[START OF PROVIDED DATA]

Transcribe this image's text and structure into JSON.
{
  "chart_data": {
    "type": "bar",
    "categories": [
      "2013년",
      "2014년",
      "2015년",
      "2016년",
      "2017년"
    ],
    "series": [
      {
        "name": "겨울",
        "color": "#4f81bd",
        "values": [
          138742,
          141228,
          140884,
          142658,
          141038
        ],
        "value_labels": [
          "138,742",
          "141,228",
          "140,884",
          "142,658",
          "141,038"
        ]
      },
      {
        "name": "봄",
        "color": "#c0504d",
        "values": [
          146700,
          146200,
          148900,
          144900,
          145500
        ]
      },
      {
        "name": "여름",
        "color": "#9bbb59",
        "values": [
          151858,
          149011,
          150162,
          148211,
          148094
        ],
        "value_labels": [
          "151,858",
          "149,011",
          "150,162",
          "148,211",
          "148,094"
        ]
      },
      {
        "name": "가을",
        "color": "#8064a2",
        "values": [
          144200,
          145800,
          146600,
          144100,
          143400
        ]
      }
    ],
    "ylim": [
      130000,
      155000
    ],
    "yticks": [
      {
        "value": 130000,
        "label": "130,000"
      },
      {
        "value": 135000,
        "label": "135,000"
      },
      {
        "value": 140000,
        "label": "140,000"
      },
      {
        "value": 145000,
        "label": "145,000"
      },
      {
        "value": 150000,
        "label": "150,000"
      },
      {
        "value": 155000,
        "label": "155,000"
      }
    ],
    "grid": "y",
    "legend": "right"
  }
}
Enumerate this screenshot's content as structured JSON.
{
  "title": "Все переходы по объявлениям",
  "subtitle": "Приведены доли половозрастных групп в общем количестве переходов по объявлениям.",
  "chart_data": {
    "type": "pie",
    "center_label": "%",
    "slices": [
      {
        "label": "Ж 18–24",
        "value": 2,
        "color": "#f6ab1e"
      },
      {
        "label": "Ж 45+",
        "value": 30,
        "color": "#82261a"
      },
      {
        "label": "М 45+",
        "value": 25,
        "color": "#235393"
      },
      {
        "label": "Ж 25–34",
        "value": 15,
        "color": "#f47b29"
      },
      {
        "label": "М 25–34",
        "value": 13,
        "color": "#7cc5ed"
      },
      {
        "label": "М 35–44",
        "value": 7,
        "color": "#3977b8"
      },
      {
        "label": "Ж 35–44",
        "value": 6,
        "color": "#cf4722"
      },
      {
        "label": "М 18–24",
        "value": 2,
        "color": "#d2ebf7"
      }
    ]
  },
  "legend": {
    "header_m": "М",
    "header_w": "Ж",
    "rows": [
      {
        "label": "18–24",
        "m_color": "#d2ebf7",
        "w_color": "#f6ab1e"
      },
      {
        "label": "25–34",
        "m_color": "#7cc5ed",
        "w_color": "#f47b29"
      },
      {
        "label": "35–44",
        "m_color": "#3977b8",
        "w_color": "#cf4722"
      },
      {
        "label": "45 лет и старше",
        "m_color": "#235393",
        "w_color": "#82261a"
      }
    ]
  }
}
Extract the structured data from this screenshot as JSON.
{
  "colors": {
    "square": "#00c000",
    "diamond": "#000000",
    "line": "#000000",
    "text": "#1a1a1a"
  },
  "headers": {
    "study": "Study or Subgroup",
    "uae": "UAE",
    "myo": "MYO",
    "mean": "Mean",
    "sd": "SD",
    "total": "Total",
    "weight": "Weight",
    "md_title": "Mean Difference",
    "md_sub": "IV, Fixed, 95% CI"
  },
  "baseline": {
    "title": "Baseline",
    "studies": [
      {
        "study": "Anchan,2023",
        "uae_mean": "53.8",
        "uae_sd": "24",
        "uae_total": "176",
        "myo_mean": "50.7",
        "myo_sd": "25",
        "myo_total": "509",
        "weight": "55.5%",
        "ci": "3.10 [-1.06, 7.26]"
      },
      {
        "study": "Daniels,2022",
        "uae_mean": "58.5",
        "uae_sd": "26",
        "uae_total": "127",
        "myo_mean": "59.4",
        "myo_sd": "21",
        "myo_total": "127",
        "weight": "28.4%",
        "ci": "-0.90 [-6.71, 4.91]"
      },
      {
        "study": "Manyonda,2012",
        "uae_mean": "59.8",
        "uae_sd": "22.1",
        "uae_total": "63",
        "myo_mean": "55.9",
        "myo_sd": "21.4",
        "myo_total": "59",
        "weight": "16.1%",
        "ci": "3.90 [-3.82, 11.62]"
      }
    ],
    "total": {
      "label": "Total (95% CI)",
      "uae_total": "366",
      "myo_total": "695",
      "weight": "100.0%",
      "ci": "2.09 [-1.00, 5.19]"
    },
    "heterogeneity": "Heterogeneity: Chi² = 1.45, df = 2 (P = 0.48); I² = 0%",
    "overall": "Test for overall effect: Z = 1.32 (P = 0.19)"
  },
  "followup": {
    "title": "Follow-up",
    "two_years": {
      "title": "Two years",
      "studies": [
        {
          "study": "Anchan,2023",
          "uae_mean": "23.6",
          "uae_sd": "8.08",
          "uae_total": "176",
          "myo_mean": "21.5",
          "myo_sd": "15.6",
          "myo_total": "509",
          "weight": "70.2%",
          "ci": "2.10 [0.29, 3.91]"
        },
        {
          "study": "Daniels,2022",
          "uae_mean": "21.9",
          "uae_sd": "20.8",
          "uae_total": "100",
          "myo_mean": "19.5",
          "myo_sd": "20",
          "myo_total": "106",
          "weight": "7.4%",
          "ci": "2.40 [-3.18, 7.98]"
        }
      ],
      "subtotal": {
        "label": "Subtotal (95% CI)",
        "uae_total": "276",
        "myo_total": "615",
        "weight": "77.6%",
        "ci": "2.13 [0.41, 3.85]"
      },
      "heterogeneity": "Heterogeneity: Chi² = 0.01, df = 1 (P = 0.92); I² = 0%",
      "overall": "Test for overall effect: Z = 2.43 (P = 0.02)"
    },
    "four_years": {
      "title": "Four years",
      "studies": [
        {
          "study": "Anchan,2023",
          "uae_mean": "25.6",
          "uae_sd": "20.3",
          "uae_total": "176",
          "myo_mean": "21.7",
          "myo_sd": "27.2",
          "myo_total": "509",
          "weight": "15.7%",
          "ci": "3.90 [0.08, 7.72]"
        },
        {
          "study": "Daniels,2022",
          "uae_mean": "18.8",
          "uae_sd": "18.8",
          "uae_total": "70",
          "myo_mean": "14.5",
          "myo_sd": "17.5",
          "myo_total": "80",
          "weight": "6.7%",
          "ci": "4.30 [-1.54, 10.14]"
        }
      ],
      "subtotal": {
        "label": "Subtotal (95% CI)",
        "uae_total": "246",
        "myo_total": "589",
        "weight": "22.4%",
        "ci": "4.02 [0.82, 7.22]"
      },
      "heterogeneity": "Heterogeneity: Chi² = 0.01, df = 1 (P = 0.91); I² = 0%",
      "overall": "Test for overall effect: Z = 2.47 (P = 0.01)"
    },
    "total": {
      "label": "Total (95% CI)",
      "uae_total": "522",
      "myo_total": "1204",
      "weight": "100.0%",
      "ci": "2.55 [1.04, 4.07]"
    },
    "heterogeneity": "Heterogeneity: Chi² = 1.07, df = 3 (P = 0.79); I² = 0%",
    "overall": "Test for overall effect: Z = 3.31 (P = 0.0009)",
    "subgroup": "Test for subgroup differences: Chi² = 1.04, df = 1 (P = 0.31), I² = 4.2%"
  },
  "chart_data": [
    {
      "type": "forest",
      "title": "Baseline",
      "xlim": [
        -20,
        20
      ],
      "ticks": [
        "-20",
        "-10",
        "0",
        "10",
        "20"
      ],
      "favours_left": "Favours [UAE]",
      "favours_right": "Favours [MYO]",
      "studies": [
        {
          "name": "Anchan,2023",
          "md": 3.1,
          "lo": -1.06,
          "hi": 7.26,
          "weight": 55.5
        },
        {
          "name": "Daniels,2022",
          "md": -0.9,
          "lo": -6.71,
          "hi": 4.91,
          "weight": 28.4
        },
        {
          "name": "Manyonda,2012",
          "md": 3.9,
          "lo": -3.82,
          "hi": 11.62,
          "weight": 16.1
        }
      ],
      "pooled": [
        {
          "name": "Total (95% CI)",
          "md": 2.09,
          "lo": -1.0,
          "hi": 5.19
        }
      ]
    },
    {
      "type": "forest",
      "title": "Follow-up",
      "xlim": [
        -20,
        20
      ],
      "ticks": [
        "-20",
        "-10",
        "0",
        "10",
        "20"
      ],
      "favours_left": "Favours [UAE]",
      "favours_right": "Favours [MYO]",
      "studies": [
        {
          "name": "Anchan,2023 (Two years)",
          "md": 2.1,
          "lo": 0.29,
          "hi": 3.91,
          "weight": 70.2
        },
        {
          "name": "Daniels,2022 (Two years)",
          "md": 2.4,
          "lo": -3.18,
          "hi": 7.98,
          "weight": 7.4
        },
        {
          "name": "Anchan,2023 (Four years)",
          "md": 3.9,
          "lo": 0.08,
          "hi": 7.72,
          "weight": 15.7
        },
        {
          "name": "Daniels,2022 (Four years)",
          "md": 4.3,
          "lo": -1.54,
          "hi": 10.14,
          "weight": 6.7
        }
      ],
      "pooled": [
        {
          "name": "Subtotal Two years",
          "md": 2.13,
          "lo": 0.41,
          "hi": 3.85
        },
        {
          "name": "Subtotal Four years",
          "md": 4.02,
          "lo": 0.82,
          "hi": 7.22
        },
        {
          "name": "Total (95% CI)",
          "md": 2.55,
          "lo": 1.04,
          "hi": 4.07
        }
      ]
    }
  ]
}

[END OF PROVIDED DATA]

Find the lines with the string "Test" and reproduce them.

    "overall": "Test for overall effect: Z = 1.32 (P = 0.19)"
      "overall": "Test for overall effect: Z = 2.43 (P = 0.02)"
      "overall": "Test for overall effect: Z = 2.47 (P = 0.01)"
    "overall": "Test for overall effect: Z = 3.31 (P = 0.0009)",
    "subgroup": "Test for subgroup differences: Chi² = 1.04, df = 1 (P = 0.31), I² = 4.2%"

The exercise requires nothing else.